▸ Material for this exercise
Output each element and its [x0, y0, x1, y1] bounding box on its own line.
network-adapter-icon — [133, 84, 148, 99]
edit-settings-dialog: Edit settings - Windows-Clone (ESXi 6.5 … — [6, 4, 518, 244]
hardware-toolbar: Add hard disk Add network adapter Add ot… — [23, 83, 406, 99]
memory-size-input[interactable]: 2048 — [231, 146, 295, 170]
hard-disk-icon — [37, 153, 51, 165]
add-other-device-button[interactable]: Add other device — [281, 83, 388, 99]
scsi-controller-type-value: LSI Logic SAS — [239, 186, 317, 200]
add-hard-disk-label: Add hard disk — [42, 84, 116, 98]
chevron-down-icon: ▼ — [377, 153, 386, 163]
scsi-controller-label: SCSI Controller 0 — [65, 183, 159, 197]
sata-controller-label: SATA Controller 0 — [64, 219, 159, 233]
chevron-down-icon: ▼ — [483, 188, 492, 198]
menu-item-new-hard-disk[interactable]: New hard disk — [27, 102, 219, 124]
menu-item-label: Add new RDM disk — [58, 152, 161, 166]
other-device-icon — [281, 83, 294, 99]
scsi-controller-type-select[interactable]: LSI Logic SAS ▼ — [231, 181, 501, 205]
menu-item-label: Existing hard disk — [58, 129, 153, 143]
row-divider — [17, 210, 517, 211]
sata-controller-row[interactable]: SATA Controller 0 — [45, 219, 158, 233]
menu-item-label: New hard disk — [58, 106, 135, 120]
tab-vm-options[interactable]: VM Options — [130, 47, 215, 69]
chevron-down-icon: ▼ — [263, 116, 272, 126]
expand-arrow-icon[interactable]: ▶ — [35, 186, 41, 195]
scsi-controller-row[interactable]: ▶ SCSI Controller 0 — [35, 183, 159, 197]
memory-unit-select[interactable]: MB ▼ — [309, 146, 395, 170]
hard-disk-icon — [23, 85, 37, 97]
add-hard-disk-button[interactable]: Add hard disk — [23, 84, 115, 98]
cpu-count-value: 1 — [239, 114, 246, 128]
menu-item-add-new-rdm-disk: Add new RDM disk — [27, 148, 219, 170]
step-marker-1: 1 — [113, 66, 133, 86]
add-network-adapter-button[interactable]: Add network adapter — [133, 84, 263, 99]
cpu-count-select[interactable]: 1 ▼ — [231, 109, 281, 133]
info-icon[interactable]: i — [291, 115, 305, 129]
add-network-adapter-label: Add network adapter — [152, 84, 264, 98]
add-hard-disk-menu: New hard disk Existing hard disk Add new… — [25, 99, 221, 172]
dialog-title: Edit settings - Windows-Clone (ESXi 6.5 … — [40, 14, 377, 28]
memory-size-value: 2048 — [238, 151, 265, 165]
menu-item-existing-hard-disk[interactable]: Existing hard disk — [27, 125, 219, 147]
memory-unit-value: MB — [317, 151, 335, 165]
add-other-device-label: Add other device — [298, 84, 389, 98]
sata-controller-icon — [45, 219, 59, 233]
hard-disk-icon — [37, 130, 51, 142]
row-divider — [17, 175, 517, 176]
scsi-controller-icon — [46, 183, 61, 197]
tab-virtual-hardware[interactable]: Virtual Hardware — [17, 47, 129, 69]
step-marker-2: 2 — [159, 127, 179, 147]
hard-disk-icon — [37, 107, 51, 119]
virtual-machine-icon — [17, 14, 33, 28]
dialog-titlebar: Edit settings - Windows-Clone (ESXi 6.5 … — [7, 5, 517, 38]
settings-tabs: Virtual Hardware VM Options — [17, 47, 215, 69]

▸ Goal of the exercise
Could you reproduce, unchanged, every line of the items from the very beginning up to and including the line containing "scsi-controller-type-value: LSI Logic"?

▸ Result of this exercise
Output each element and its [x0, y0, x1, y1] bounding box on its own line.
network-adapter-icon — [133, 84, 148, 99]
edit-settings-dialog: Edit settings - Windows-Clone (ESXi 6.5 … — [6, 4, 518, 244]
hardware-toolbar: Add hard disk Add network adapter Add ot… — [23, 83, 406, 99]
memory-size-input[interactable]: 2048 — [231, 146, 295, 170]
hard-disk-icon — [37, 153, 51, 165]
add-other-device-button[interactable]: Add other device — [281, 83, 388, 99]
scsi-controller-type-value: LSI Logic SAS — [239, 186, 317, 200]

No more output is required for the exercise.